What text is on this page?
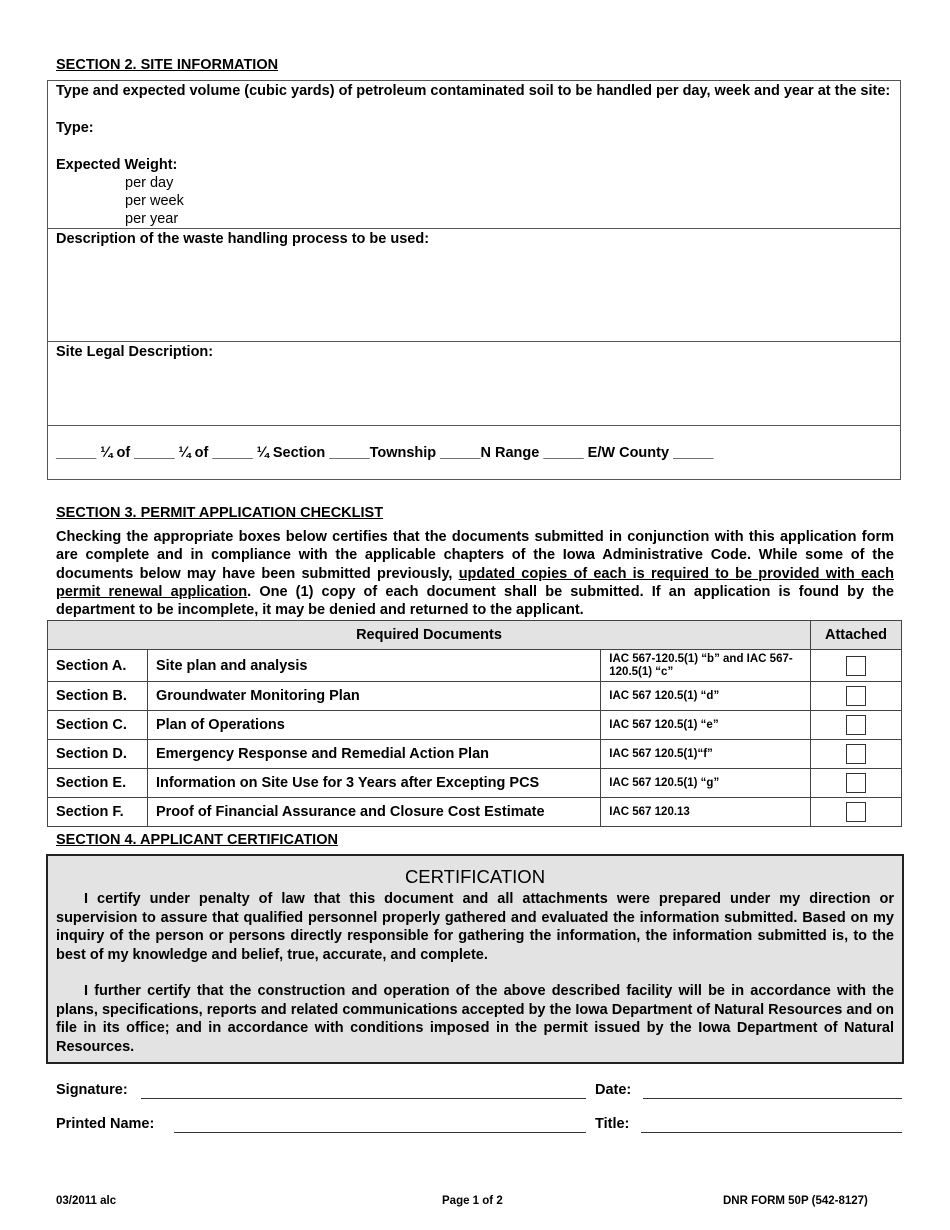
SECTION 2. SITE INFORMATION
Type and expected volume (cubic yards) of petroleum contaminated soil to be handled per day, week and year at the site:
Type:
Expected Weight:
per day
per week
per year
Description of the waste handling process to be used:
Site Legal Description:
_____ ¼ of _____ ¼ of _____ ¼ Section _____Township _____N Range _____ E/W County _____
SECTION 3. PERMIT APPLICATION CHECKLIST
Checking the appropriate boxes below certifies that the documents submitted in conjunction with this application form are complete and in compliance with the applicable chapters of the Iowa Administrative Code. While some of the documents below may have been submitted previously, updated copies of each is required to be provided with each permit renewal application. One (1) copy of each document shall be submitted. If an application is found by the department to be incomplete, it may be denied and returned to the applicant.
Required Documents			Attached
Section A.	Site plan and analysis	IAC 567-120.5(1) “b” and IAC 567-120.5(1) “c”	
Section B.	Groundwater Monitoring Plan	IAC 567 120.5(1) “d”	
Section C.	Plan of Operations	IAC 567 120.5(1) “e”	
Section D.	Emergency Response and Remedial Action Plan	IAC 567 120.5(1)“f”	
Section E.	Information on Site Use for 3 Years after Excepting PCS	IAC 567 120.5(1) “g”	
Section F.	Proof of Financial Assurance and Closure Cost Estimate	IAC 567 120.13	
SECTION 4. APPLICANT CERTIFICATION
CERTIFICATION

I certify under penalty of law that this document and all attachments were prepared under my direction or supervision to assure that qualified personnel properly gathered and evaluated the information submitted. Based on my inquiry of the person or persons directly responsible for gathering the information, the information submitted is, to the best of my knowledge and belief, true, accurate, and complete.

I further certify that the construction and operation of the above described facility will be in accordance with the plans, specifications, reports and related communications accepted by the Iowa Department of Natural Resources and on file in its office; and in accordance with conditions imposed in the permit issued by the Iowa Department of Natural Resources.

Signature:	Date:
Printed Name:	Title:
03/2011 alc	Page 1 of 2	DNR FORM 50P (542-8127)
-- -- --
§ **What is needed**
Reproduce the entries above word for word. Pictures stay out.

§ **Result of this exercise**
What text is on this page?
SECTION 2. SITE INFORMATION
Type and expected volume (cubic yards) of petroleum contaminated soil to be handled per day, week and year at the site:
Type:
Expected Weight:
per day
per week
per year
Description of the waste handling process to be used:
Site Legal Description:
_____ ¼ of _____ ¼ of _____ ¼ Section _____Township _____N Range _____ E/W County _____
SECTION 3. PERMIT APPLICATION CHECKLIST
Checking the appropriate boxes below certifies that the documents submitted in conjunction with this application form are complete and in compliance with the applicable chapters of the Iowa Administrative Code. While some of the documents below may have been submitted previously, updated copies of each is required to be provided with each permit renewal application. One (1) copy of each document shall be submitted. If an application is found by the department to be incomplete, it may be denied and returned to the applicant.
Required Documents			Attached
Section A.	Site plan and analysis	IAC 567-120.5(1) “b” and IAC 567-120.5(1) “c”	
Section B.	Groundwater Monitoring Plan	IAC 567 120.5(1) “d”	
Section C.	Plan of Operations	IAC 567 120.5(1) “e”	
Section D.	Emergency Response and Remedial Action Plan	IAC 567 120.5(1)“f”	
Section E.	Information on Site Use for 3 Years after Excepting PCS	IAC 567 120.5(1) “g”	
Section F.	Proof of Financial Assurance and Closure Cost Estimate	IAC 567 120.13	
SECTION 4. APPLICANT CERTIFICATION
CERTIFICATION

I certify under penalty of law that this document and all attachments were prepared under my direction or supervision to assure that qualified personnel properly gathered and evaluated the information submitted. Based on my inquiry of the person or persons directly responsible for gathering the information, the information submitted is, to the best of my knowledge and belief, true, accurate, and complete.

I further certify that the construction and operation of the above described facility will be in accordance with the plans, specifications, reports and related communications accepted by the Iowa Department of Natural Resources and on file in its office; and in accordance with conditions imposed in the permit issued by the Iowa Department of Natural Resources.

Signature:	Date:
Printed Name:	Title:
03/2011 alc	Page 1 of 2	DNR FORM 50P (542-8127)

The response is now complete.